Instructions to follow:
Look through the records below, and copy out every line that holds the string "Need".

Dataset entries on figures:
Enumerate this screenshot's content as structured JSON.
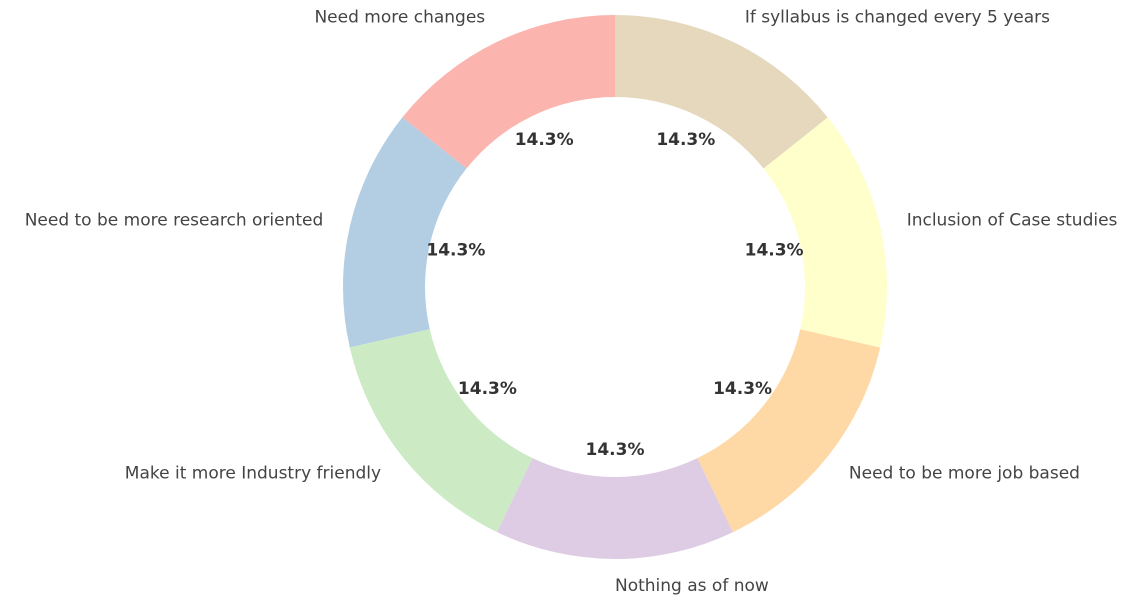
{
  "chart_data": {
    "type": "donut",
    "categories": [
      "Need more changes",
      "Need to be more research oriented",
      "Make it more Industry friendly",
      "Nothing as of now",
      "Need to be more job based",
      "Inclusion of Case studies",
      "If syllabus is changed every 5 years"
    ],
    "values": [
      14.3,
      14.3,
      14.3,
      14.3,
      14.3,
      14.3,
      14.3
    ],
    "value_labels": [
      "14.3%",
      "14.3%",
      "14.3%",
      "14.3%",
      "14.3%",
      "14.3%",
      "14.3%"
    ],
    "colors": [
      "#fbb4ae",
      "#b3cde3",
      "#ccebc5",
      "#decbe4",
      "#fed9a6",
      "#ffffcc",
      "#e5d8bd"
    ],
    "start_angle": 90,
    "counterclockwise": true
  }
}
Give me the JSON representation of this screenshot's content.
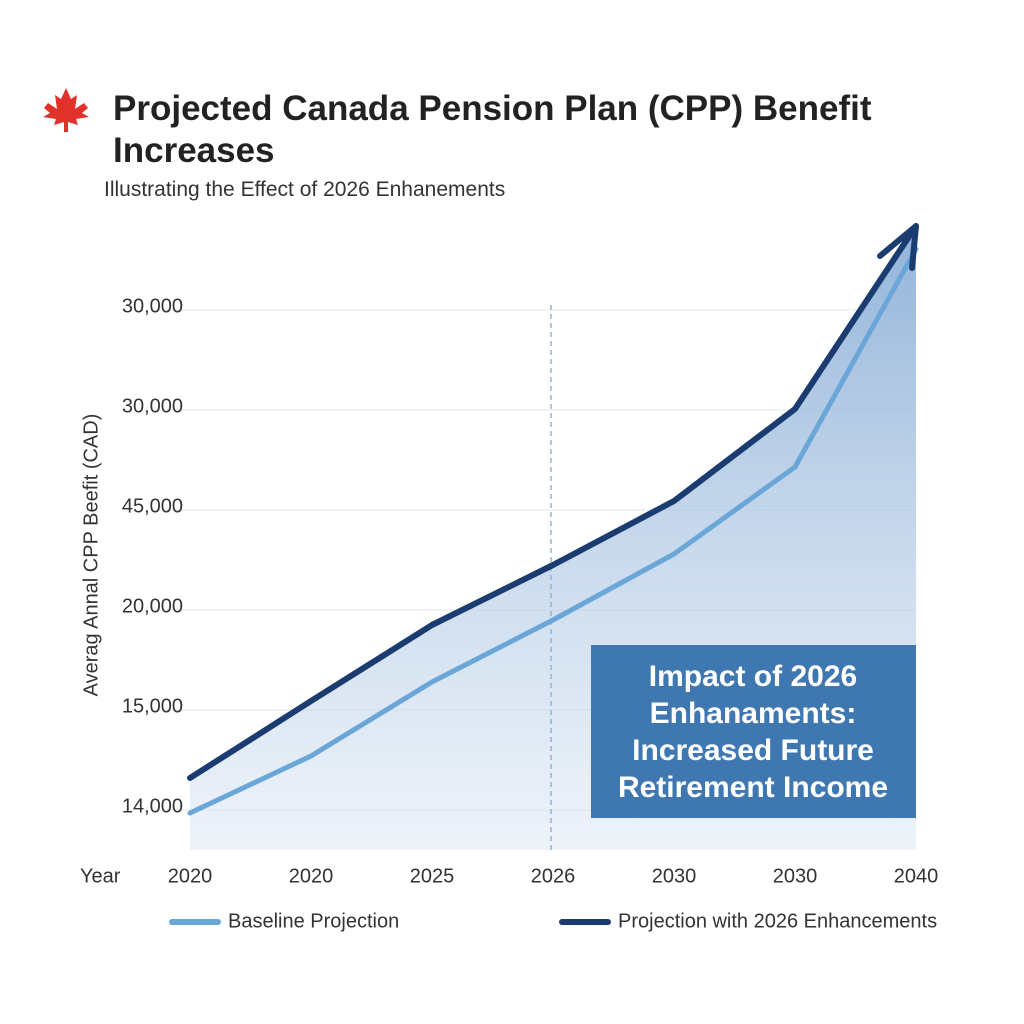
{
  "chart_data": {
    "type": "line",
    "title": "Projected Canada Pension Plan (CPP) Benefit Increases",
    "subtitle": "Illustrating the Effect of 2026 Enhanements",
    "y_label": "Averag Annal CPP Beefit (CAD)",
    "x_label": "Year",
    "categories": [
      "2020",
      "2020",
      "2025",
      "2026",
      "2030",
      "2030",
      "2040"
    ],
    "series": [
      {
        "name": "Baseline Projection",
        "color": "#6aa7d8",
        "values": [
          -0.03,
          0.54,
          1.28,
          1.9,
          2.56,
          3.43,
          5.61
        ]
      },
      {
        "name": "Projection with 2026 Enhancements",
        "color": "#1b3c70",
        "values": [
          0.32,
          1.09,
          1.85,
          2.45,
          3.09,
          4.01,
          5.84
        ]
      }
    ],
    "ylim": [
      -0.4,
      5.9
    ],
    "yticks": [
      {
        "value": 0,
        "label": "14,000"
      },
      {
        "value": 1,
        "label": "15,000"
      },
      {
        "value": 2,
        "label": "20,000"
      },
      {
        "value": 3,
        "label": "45,000"
      },
      {
        "value": 4,
        "label": "30,000"
      },
      {
        "value": 5,
        "label": "30,000"
      }
    ],
    "grid": true,
    "annotation": [
      "Impact of 2026",
      "Enhanaments:",
      "Increased Future",
      "Retirement Income"
    ]
  }
}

Full response:
      "Need more changes",
      "Need to be more research oriented",
      "Need to be more job based",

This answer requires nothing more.